---------- SUPPLIED DATA

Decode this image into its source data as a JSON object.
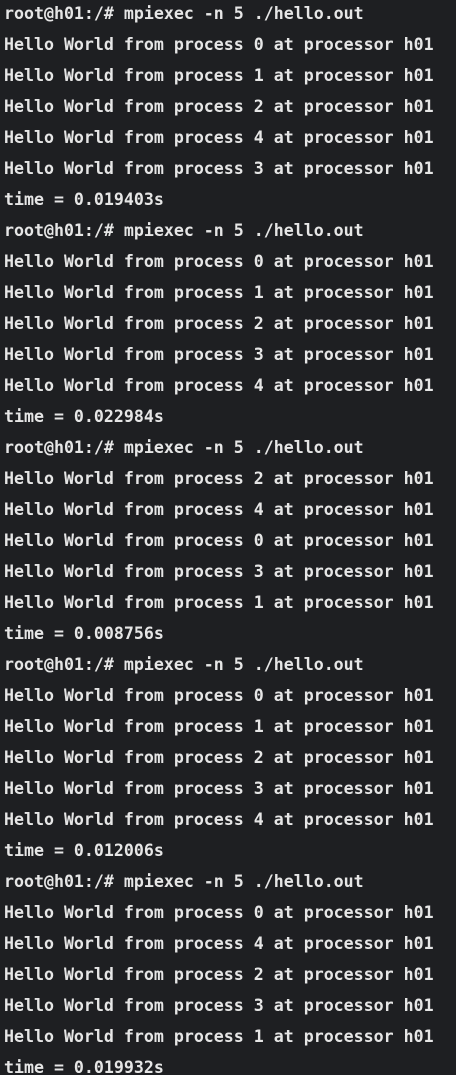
{
  "terminal": {
    "lines": [
      "root@h01:/# mpiexec -n 5 ./hello.out",
      "Hello World from process 0 at processor h01",
      "Hello World from process 1 at processor h01",
      "Hello World from process 2 at processor h01",
      "Hello World from process 4 at processor h01",
      "Hello World from process 3 at processor h01",
      "time = 0.019403s",
      "root@h01:/# mpiexec -n 5 ./hello.out",
      "Hello World from process 0 at processor h01",
      "Hello World from process 1 at processor h01",
      "Hello World from process 2 at processor h01",
      "Hello World from process 3 at processor h01",
      "Hello World from process 4 at processor h01",
      "time = 0.022984s",
      "root@h01:/# mpiexec -n 5 ./hello.out",
      "Hello World from process 2 at processor h01",
      "Hello World from process 4 at processor h01",
      "Hello World from process 0 at processor h01",
      "Hello World from process 3 at processor h01",
      "Hello World from process 1 at processor h01",
      "time = 0.008756s",
      "root@h01:/# mpiexec -n 5 ./hello.out",
      "Hello World from process 0 at processor h01",
      "Hello World from process 1 at processor h01",
      "Hello World from process 2 at processor h01",
      "Hello World from process 3 at processor h01",
      "Hello World from process 4 at processor h01",
      "time = 0.012006s",
      "root@h01:/# mpiexec -n 5 ./hello.out",
      "Hello World from process 0 at processor h01",
      "Hello World from process 4 at processor h01",
      "Hello World from process 2 at processor h01",
      "Hello World from process 3 at processor h01",
      "Hello World from process 1 at processor h01",
      "time = 0.019932s"
    ]
  },
  "colors": {
    "background": "#1e1f22",
    "foreground": "#e6e6e6"
  }
}
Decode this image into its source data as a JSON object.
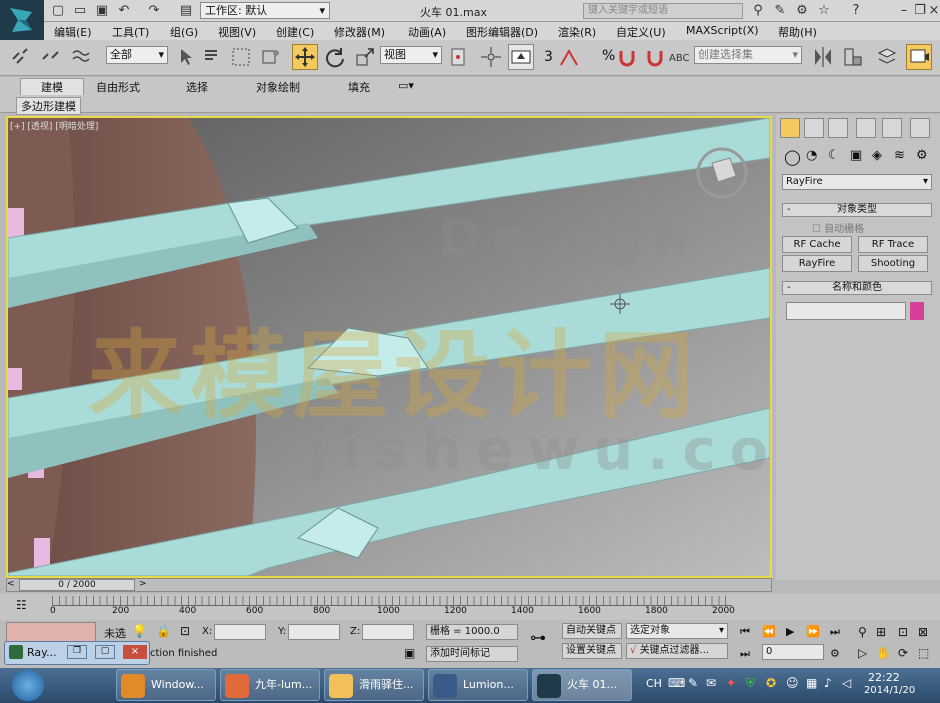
{
  "titlebar": {
    "workspace_label": "工作区: 默认",
    "file_title": "火车 01.max",
    "search_placeholder": "键入关键字或短语"
  },
  "menu": [
    "编辑(E)",
    "工具(T)",
    "组(G)",
    "视图(V)",
    "创建(C)",
    "修改器(M)",
    "动画(A)",
    "图形编辑器(D)",
    "渲染(R)",
    "自定义(U)",
    "MAXScript(X)",
    "帮助(H)"
  ],
  "toolbar": {
    "selection_filter": "全部",
    "ref_coord": "视图",
    "named_selection": "创建选择集",
    "angle_snap": "3",
    "percent_snap": "%"
  },
  "ribbon": {
    "tabs": [
      "建模",
      "自由形式",
      "选择",
      "对象绘制",
      "填充"
    ],
    "subtab": "多边形建模"
  },
  "viewport": {
    "label": "[+] [透视] [明暗处理]",
    "watermark_cn": "来模屋设计网",
    "watermark_en_top": "Design",
    "watermark_en_bottom": "jishewu.com"
  },
  "cmdpanel": {
    "category_dropdown": "RayFire",
    "rollout_object_type": "对象类型",
    "autogrid_label": "自动栅格",
    "buttons": [
      "RF Cache",
      "RF Trace",
      "RayFire",
      "Shooting"
    ],
    "rollout_name_color": "名称和颜色",
    "object_color": "#d6409a"
  },
  "timeline": {
    "frame_display": "0 / 2000",
    "ticks": [
      "0",
      "200",
      "400",
      "600",
      "800",
      "1000",
      "1200",
      "1400",
      "1600",
      "1800",
      "2000"
    ]
  },
  "status": {
    "selection_text": "未选",
    "x_label": "X:",
    "y_label": "Y:",
    "z_label": "Z:",
    "grid_text": "栅格 = 1000.0",
    "auto_key": "自动关键点",
    "set_key": "设置关键点",
    "key_mode": "选定对象",
    "key_filters": "关键点过滤器...",
    "add_time_tag": "添加时间标记",
    "prompt_text": "ction finished",
    "frame_field": "0"
  },
  "floating_window": {
    "title": "Ray..."
  },
  "taskbar": {
    "items": [
      "Window...",
      "九年-lum...",
      "滑雨驿住...",
      "Lumion...",
      "火车 01..."
    ],
    "clock_time": "22:22",
    "clock_date": "2014/1/20",
    "tray_lang": "CH"
  }
}
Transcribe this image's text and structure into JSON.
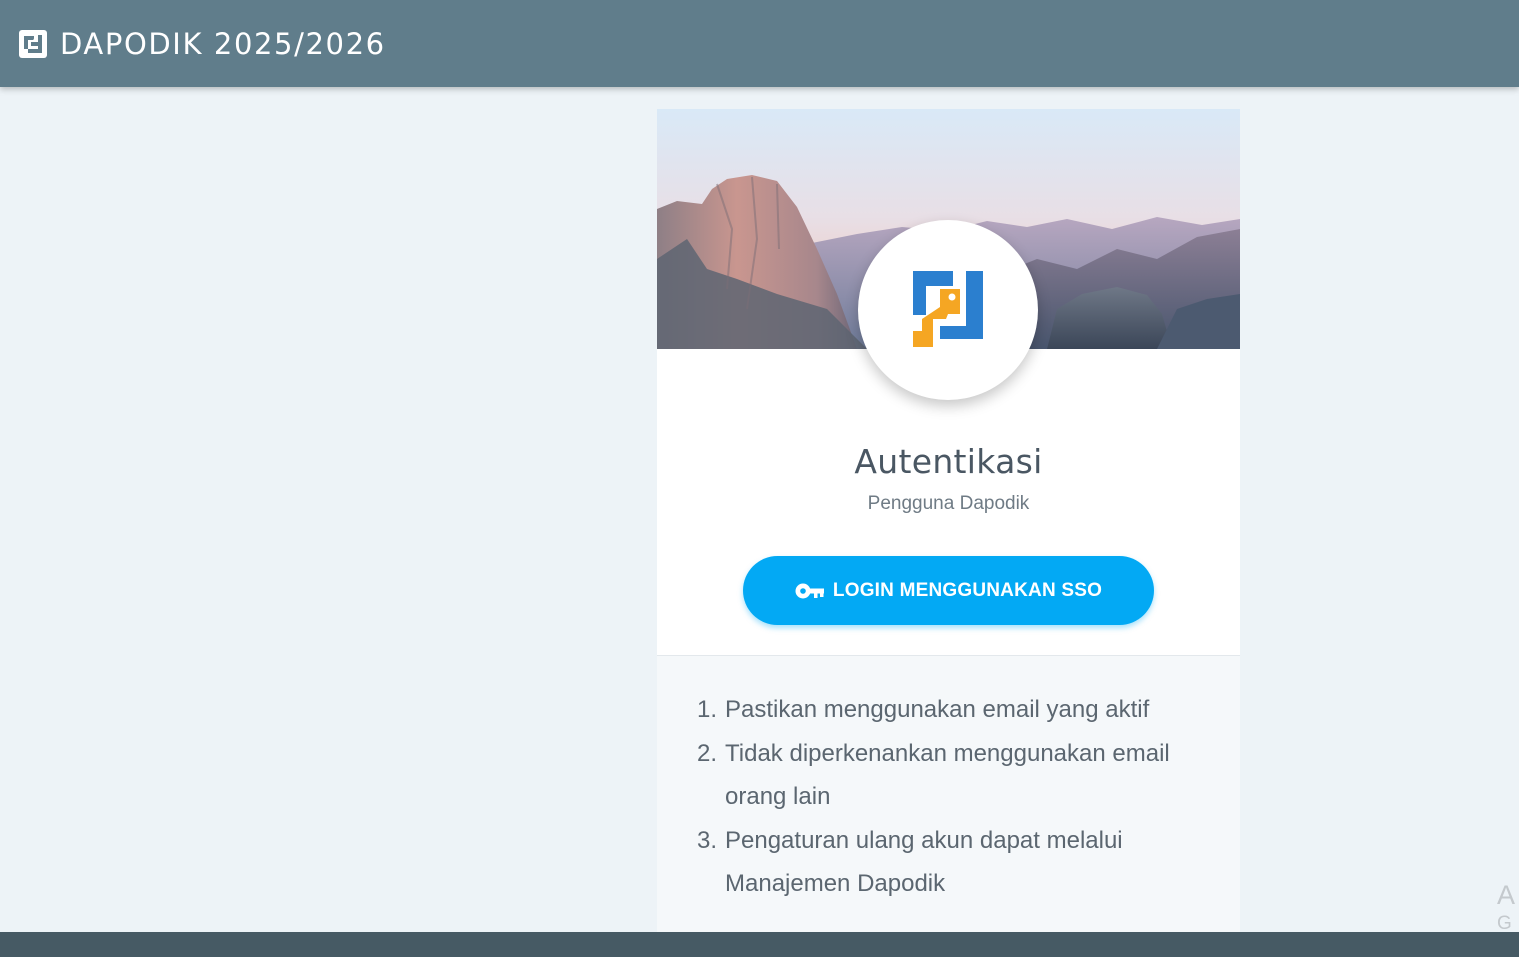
{
  "header": {
    "title": "DAPODIK 2025/2026",
    "logo_icon": "dapodik-logo-icon"
  },
  "card": {
    "hero_image": "mountain-landscape-image",
    "title": "Autentikasi",
    "subtitle": "Pengguna Dapodik",
    "login_button": {
      "label": "LOGIN MENGGUNAKAN SSO",
      "icon": "key-icon"
    },
    "notes": [
      {
        "num": "1.",
        "text": "Pastikan menggunakan email yang aktif"
      },
      {
        "num": "2.",
        "text": "Tidak diperkenankan menggunakan email orang lain"
      },
      {
        "num": "3.",
        "text": "Pengaturan ulang akun dapat melalui Manajemen Dapodik"
      }
    ]
  },
  "watermark": {
    "line1": "A",
    "line2": "G"
  },
  "colors": {
    "topbar": "#607d8b",
    "page_background": "#edf3f7",
    "button": "#03a9f4",
    "logo_blue": "#2b7fcf",
    "logo_orange": "#f5a623",
    "bottombar": "#465a64"
  }
}
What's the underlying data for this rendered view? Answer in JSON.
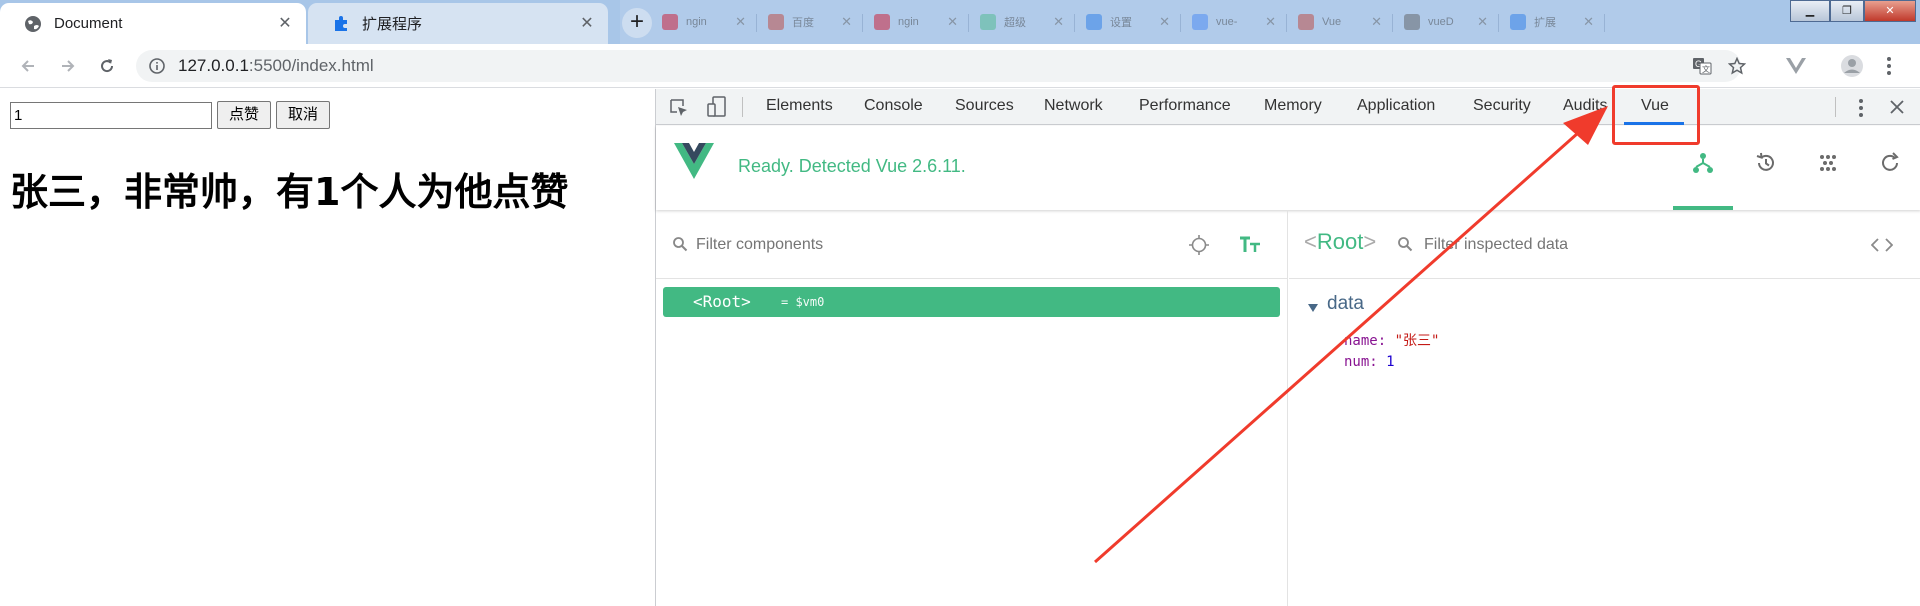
{
  "browser": {
    "active_tab": {
      "title": "Document"
    },
    "second_tab": {
      "title": "扩展程序"
    },
    "background_tabs": [
      {
        "title": "ngin",
        "color": "#d0021b"
      },
      {
        "title": "百度",
        "color": "#c0392b"
      },
      {
        "title": "ngin",
        "color": "#d0021b"
      },
      {
        "title": "超级",
        "color": "#42b983"
      },
      {
        "title": "设置",
        "color": "#1a73e8"
      },
      {
        "title": "vue-",
        "color": "#3b82f6"
      },
      {
        "title": "Vue",
        "color": "#c0392b"
      },
      {
        "title": "vueD",
        "color": "#555555"
      },
      {
        "title": "扩展",
        "color": "#1a73e8"
      }
    ],
    "url": {
      "host": "127.0.0.1",
      "path": ":5500/index.html"
    }
  },
  "page": {
    "input_value": "1",
    "like_label": "点赞",
    "cancel_label": "取消",
    "heading": "张三，非常帅，有1个人为他点赞"
  },
  "devtools": {
    "tabs": [
      "Elements",
      "Console",
      "Sources",
      "Network",
      "Performance",
      "Memory",
      "Application",
      "Security",
      "Audits",
      "Vue"
    ],
    "selected_tab": "Vue",
    "vue": {
      "status": "Ready. Detected Vue 2.6.11.",
      "filter_components_placeholder": "Filter components",
      "root_tag": "<Root>",
      "root_vm": "= $vm0",
      "inspected_title": "Root",
      "filter_inspected_placeholder": "Filter inspected data",
      "data_section": "data",
      "props": [
        {
          "key": "name",
          "value": "\"张三\"",
          "kind": "string"
        },
        {
          "key": "num",
          "value": "1",
          "kind": "number"
        }
      ]
    }
  },
  "colors": {
    "vue_green": "#42b983",
    "annotation_red": "#f03b2c",
    "tab_underline": "#1a73e8"
  }
}
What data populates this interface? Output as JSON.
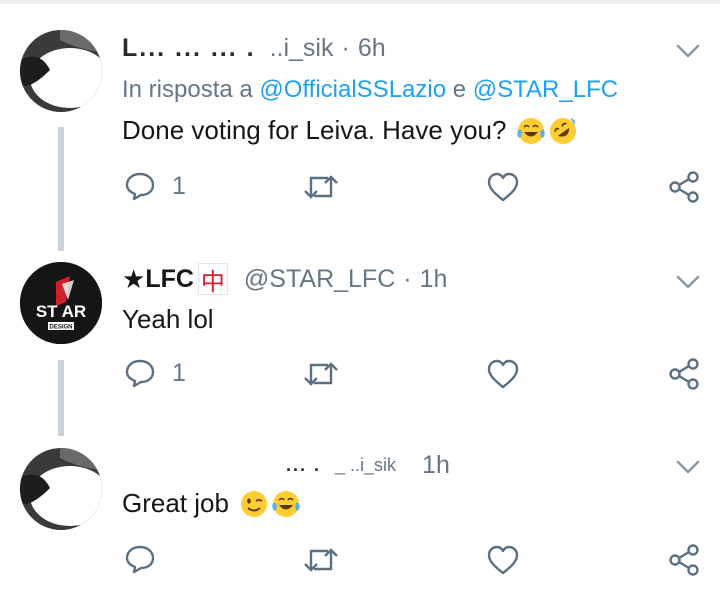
{
  "tweets": [
    {
      "name_redacted": "L... ... ... .",
      "handle": "..i_sik",
      "time": "6h",
      "reply_prefix": "In risposta a",
      "reply_mention_1": "@OfficialSSLazio",
      "reply_join": "e",
      "reply_mention_2": "@STAR_LFC",
      "text": "Done voting for Leiva. Have you?",
      "emojis": [
        "face-with-tears-of-joy",
        "rolling-on-floor-laughing"
      ],
      "reply_count": "1"
    },
    {
      "name": "LFC",
      "handle": "@STAR_LFC",
      "time": "1h",
      "avatar_text": "ST AR",
      "avatar_subtext": "DESIGN",
      "text": "Yeah lol",
      "reply_count": "1"
    },
    {
      "name_redacted": "... .",
      "handle": "_ ..i_sik",
      "time": "1h",
      "text": "Great job",
      "emojis": [
        "winking-face",
        "face-with-tears-of-joy"
      ]
    }
  ],
  "colors": {
    "accent": "#1da1f2",
    "secondary_text": "#657786",
    "thread_line": "#c8d3dc",
    "icon": "#5b7083"
  },
  "icons": [
    "reply-icon",
    "retweet-icon",
    "like-icon",
    "share-icon",
    "chevron-down-icon"
  ]
}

--------------------

▸ TASK DETAILS: Check all the records above and select each line where the string "tears" is found.

▸ FULL OUTPUT:
        "face-with-tears-of-joy",
        "face-with-tears-of-joy"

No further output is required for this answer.